>> begin MATERIAL PROVIDED

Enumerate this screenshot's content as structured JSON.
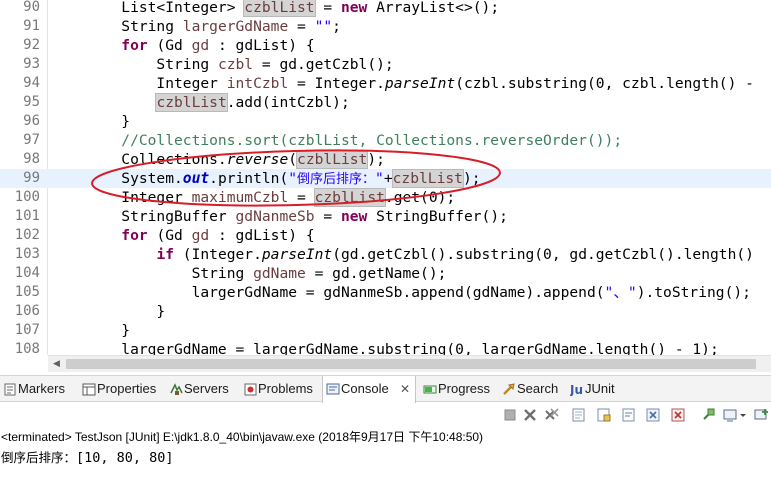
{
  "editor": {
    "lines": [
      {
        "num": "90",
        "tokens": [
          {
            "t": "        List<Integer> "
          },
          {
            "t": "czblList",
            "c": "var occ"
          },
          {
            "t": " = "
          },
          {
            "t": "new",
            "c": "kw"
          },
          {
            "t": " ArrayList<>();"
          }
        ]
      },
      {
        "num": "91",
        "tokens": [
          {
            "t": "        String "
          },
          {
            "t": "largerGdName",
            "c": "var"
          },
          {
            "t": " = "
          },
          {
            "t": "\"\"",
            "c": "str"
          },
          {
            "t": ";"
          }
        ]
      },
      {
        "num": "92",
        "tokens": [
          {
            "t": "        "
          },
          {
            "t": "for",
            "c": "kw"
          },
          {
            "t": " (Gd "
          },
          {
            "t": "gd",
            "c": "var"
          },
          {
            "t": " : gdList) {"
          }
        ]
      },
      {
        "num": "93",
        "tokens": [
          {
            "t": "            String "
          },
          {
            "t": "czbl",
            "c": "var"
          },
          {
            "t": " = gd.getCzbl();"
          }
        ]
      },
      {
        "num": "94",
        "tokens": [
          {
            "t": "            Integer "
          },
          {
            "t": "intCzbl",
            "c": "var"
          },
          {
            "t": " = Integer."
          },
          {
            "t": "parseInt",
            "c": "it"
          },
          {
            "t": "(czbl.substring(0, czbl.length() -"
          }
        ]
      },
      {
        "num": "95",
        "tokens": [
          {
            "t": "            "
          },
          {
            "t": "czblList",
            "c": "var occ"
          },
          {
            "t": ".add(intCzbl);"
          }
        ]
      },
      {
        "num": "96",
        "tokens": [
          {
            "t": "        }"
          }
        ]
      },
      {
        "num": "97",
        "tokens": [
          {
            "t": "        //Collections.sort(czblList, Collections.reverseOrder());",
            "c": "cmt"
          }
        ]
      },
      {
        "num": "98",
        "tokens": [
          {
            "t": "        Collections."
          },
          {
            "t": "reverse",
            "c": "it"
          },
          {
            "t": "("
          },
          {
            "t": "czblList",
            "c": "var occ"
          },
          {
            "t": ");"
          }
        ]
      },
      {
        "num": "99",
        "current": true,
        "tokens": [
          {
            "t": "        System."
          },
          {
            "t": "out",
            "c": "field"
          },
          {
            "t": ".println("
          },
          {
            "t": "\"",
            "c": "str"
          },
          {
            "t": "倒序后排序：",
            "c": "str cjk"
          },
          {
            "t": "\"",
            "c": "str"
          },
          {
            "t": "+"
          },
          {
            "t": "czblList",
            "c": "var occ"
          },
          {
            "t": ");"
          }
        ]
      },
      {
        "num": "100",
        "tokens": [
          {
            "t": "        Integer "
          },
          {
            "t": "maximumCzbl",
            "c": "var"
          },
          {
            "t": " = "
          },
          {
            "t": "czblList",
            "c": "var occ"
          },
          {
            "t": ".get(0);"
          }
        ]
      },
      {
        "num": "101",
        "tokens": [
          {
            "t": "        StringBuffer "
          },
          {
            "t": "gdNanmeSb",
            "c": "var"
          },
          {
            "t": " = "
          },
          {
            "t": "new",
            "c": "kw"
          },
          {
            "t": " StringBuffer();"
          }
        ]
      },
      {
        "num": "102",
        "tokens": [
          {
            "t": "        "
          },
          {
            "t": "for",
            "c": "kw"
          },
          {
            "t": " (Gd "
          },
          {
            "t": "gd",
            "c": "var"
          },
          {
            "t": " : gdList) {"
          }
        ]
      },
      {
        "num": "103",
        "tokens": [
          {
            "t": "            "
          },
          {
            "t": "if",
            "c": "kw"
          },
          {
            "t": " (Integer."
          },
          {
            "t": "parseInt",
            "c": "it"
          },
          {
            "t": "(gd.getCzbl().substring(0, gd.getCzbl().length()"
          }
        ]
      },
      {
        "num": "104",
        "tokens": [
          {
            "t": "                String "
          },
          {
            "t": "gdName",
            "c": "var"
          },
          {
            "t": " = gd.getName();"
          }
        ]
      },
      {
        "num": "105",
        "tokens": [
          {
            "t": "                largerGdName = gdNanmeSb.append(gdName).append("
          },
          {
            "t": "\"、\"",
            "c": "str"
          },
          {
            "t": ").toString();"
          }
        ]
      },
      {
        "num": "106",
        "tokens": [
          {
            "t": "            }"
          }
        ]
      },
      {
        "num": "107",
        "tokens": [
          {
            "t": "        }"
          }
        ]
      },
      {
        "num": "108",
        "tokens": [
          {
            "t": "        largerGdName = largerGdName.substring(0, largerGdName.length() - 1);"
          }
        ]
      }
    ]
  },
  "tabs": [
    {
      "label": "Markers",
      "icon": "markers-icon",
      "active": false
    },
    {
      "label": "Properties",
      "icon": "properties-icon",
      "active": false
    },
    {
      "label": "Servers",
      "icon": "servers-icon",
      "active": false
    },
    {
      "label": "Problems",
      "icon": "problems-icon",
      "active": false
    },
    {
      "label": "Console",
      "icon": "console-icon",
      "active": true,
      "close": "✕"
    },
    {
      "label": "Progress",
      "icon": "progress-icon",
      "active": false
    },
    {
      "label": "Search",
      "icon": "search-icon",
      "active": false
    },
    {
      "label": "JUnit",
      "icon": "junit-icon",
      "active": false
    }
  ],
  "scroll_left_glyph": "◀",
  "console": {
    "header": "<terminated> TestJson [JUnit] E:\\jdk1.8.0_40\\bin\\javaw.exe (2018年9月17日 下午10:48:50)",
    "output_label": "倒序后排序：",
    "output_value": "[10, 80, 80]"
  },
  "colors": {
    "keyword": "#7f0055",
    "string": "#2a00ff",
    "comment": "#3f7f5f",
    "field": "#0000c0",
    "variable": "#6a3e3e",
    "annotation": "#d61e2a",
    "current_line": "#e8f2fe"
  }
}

>> end MATERIAL PROVIDED

# [TASK STATEMENT]
Check each line of the entries above, and show every one holding the word "icon".

# [FINAL RESULT]
      "icon": "markers-icon",
      "icon": "properties-icon",
      "icon": "servers-icon",
      "icon": "problems-icon",
      "icon": "console-icon",
      "icon": "progress-icon",
      "icon": "search-icon",
      "icon": "junit-icon",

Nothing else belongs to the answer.